_Problem_.
Pick out the lines below that include the string "temperature".

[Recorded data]
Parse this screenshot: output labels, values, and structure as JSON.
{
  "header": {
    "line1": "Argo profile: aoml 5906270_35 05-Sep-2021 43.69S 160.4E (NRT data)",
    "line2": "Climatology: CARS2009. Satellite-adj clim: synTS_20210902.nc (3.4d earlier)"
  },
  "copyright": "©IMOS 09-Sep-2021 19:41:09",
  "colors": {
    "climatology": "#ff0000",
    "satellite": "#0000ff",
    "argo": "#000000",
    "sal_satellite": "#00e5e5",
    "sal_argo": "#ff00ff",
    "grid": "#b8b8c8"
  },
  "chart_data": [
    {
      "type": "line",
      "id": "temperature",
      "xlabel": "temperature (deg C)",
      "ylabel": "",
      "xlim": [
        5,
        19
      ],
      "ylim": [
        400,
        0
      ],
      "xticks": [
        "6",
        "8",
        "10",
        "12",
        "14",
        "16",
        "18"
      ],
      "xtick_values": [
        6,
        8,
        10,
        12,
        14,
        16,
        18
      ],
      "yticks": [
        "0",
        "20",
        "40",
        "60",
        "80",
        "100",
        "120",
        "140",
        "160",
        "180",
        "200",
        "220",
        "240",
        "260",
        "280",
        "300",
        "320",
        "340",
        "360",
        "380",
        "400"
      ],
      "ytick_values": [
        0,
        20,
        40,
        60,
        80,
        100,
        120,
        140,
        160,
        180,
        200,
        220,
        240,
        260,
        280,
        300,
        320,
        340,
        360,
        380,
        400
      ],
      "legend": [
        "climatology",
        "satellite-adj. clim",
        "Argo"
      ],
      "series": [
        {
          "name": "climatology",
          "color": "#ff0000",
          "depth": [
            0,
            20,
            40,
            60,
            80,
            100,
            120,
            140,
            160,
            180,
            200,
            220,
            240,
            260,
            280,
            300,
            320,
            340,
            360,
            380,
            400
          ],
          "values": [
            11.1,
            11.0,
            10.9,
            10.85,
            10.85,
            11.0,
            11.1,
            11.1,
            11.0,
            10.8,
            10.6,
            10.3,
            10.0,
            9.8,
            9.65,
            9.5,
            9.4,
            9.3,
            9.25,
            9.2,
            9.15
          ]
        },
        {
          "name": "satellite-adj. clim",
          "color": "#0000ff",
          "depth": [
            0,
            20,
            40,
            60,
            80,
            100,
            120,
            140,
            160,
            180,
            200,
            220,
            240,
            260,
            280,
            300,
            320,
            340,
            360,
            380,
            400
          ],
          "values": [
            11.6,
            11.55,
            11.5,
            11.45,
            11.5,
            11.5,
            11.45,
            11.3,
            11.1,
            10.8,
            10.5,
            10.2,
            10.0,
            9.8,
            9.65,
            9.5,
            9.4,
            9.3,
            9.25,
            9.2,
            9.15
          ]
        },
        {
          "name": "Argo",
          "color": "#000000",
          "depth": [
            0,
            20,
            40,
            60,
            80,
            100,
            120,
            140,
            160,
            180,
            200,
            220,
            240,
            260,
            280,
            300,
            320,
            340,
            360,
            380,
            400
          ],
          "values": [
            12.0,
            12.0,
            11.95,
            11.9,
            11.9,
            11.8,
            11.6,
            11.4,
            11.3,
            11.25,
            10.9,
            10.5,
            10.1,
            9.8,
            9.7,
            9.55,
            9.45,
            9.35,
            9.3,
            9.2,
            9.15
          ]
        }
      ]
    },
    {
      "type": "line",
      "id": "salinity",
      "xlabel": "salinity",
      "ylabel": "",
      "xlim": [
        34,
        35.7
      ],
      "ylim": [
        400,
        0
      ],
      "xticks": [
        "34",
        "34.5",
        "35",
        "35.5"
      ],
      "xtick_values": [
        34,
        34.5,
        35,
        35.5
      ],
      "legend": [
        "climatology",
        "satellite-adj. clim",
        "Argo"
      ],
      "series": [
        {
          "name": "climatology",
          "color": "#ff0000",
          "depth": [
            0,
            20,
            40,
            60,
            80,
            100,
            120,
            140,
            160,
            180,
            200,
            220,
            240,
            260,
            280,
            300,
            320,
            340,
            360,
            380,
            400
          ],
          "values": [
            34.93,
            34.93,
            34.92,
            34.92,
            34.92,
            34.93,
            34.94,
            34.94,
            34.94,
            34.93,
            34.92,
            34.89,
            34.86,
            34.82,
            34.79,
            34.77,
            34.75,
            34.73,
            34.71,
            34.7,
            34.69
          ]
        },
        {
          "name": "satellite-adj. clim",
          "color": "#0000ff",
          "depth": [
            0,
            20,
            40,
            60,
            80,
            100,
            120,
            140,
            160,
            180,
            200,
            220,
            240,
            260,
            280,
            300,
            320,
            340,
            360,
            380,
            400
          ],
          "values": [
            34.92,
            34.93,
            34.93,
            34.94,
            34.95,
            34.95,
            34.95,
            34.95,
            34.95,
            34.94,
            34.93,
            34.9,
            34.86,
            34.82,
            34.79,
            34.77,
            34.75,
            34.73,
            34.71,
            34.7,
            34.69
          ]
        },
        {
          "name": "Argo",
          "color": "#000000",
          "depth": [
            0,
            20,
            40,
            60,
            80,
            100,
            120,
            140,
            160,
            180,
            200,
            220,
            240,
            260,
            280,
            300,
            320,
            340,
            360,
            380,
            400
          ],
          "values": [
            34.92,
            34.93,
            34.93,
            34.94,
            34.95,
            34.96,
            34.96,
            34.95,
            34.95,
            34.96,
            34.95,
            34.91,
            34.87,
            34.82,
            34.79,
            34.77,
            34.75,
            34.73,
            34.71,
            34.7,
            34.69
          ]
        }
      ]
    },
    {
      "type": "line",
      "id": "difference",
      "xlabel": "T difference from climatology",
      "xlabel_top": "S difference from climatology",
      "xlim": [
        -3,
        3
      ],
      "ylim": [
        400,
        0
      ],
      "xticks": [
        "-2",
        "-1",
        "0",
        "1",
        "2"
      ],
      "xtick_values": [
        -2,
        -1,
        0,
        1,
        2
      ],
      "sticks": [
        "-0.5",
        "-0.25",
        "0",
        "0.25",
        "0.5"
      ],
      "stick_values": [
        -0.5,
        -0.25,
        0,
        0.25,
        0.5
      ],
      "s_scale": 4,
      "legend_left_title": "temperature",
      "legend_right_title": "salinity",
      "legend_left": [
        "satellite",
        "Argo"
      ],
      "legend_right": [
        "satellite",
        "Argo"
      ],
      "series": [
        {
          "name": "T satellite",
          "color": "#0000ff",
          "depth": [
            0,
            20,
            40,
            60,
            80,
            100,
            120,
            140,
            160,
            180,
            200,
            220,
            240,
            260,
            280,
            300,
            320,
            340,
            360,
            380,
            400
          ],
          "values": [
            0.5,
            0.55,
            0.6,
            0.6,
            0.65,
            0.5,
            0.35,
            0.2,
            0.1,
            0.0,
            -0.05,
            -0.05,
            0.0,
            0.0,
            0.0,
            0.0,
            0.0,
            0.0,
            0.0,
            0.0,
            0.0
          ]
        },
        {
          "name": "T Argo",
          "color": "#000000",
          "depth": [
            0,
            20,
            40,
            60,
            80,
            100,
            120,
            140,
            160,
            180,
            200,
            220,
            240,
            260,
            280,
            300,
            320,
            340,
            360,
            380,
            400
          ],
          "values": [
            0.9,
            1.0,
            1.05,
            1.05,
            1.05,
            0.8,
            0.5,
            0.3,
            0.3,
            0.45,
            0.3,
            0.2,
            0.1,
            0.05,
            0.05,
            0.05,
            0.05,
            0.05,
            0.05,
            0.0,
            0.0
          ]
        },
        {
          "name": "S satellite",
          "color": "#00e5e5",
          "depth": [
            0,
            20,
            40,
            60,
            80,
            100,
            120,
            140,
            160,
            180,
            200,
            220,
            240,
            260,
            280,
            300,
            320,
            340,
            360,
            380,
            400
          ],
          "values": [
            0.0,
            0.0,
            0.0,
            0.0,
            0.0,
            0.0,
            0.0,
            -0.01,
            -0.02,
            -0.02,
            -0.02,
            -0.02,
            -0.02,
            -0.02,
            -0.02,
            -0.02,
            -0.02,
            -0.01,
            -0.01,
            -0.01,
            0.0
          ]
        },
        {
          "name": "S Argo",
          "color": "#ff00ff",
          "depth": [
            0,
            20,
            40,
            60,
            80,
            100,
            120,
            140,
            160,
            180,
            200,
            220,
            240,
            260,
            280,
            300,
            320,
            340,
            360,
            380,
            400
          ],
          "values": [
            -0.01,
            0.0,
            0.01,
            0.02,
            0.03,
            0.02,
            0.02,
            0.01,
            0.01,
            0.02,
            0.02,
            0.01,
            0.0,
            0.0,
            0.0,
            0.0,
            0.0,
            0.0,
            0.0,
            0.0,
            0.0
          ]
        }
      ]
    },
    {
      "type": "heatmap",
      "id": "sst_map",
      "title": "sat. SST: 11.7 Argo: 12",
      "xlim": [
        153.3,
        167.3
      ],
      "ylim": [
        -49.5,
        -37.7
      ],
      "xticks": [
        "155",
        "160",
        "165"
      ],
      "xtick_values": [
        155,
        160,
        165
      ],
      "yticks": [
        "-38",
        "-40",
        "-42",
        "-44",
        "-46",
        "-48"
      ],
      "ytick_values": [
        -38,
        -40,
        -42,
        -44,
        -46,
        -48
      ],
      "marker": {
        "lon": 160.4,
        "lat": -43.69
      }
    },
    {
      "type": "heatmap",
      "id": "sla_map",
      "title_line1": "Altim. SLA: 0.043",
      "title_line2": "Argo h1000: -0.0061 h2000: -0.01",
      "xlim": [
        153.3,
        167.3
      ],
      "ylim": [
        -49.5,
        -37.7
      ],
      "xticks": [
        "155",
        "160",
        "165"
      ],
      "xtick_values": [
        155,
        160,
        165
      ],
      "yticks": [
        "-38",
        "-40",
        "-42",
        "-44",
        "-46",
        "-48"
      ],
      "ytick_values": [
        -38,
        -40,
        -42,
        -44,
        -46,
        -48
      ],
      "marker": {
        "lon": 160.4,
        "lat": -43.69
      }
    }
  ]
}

_Written answer_.
      "id": "temperature",
      "xlabel": "temperature (deg C)",
      "legend_left_title": "temperature",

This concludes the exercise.